#### TASK:
Retype the material word for word.

------ RECORDED DATA

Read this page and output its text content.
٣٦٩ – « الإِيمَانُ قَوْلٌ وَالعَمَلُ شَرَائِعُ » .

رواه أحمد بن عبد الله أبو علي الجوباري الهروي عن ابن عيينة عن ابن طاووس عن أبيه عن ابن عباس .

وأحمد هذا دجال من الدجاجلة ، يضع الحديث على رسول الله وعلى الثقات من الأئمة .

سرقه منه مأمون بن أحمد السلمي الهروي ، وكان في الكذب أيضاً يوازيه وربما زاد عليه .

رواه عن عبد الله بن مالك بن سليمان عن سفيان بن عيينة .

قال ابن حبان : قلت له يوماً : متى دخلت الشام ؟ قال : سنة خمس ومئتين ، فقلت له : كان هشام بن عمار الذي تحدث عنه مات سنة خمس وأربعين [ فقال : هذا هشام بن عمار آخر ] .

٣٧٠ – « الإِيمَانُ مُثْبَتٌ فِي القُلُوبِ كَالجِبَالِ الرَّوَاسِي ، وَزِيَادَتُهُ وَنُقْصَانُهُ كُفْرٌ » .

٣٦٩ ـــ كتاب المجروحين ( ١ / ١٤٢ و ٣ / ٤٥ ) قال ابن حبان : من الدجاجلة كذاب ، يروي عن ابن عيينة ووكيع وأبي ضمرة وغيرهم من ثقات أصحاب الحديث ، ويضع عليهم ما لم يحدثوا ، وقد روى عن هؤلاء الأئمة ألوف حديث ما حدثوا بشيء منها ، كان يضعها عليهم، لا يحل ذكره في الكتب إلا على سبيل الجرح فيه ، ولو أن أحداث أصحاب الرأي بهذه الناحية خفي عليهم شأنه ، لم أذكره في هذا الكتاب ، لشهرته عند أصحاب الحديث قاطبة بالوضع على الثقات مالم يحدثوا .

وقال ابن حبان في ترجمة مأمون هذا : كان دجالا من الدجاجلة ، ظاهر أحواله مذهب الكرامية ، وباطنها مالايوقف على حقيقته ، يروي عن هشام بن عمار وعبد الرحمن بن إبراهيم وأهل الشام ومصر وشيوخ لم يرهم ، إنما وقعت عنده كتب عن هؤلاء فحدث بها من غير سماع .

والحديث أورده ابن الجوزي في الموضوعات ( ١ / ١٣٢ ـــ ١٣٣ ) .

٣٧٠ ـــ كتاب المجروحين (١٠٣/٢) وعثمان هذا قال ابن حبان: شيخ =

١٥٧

------------

#### THE OUTPUT:
Read this page and output its text content.
٣٦٩ – « الإِيمَانُ قَوْلٌ وَالعَمَلُ شَرَائِعُ » .

رواه أحمد بن عبد الله أبو علي الجوباري الهروي عن ابن عيينة عن ابن طاووس عن أبيه عن ابن عباس .

وأحمد هذا دجال من الدجاجلة ، يضع الحديث على رسول الله وعلى الثقات من الأئمة .

سرقه منه مأمون بن أحمد السلمي الهروي ، وكان في الكذب أيضاً يوازيه وربما زاد عليه .

رواه عن عبد الله بن مالك بن سليمان عن سفيان بن عيينة .

قال ابن حبان : قلت له يوماً : متى دخلت الشام ؟ قال : سنة خمس ومئتين ، فقلت له : كان هشام بن عمار الذي تحدث عنه مات سنة خمس وأربعين [ فقال : هذا هشام بن عمار آخر ] .

٣٧٠ – « الإِيمَانُ مُثْبَتٌ فِي القُلُوبِ كَالجِبَالِ الرَّوَاسِي ، وَزِيَادَتُهُ وَنُقْصَانُهُ كُفْرٌ » .

٣٦٩ ـــ كتاب المجروحين ( ١ / ١٤٢ و ٣ / ٤٥ ) قال ابن حبان : من الدجاجلة كذاب ، يروي عن ابن عيينة ووكيع وأبي ضمرة وغيرهم من ثقات أصحاب الحديث ، ويضع عليهم ما لم يحدثوا ، وقد روى عن هؤلاء الأئمة ألوف حديث ما حدثوا بشيء منها ، كان يضعها عليهم، لا يحل ذكره في الكتب إلا على سبيل الجرح فيه ، ولو أن أحداث أصحاب الرأي بهذه الناحية خفي عليهم شأنه ، لم أذكره في هذا الكتاب ، لشهرته عند أصحاب الحديث قاطبة بالوضع على الثقات مالم يحدثوا .

وقال ابن حبان في ترجمة مأمون هذا : كان دجالا من الدجاجلة ، ظاهر أحواله مذهب الكرامية ، وباطنها مالايوقف على حقيقته ، يروي عن هشام بن عمار وعبد الرحمن بن إبراهيم وأهل الشام ومصر وشيوخ لم يرهم ، إنما وقعت عنده كتب عن هؤلاء فحدث بها من غير سماع .

والحديث أورده ابن الجوزي في الموضوعات ( ١ / ١٣٢ ـــ ١٣٣ ) .

٣٧٠ ـــ كتاب المجروحين (١٠٣/٢) وعثمان هذا قال ابن حبان: شيخ =

١٥٧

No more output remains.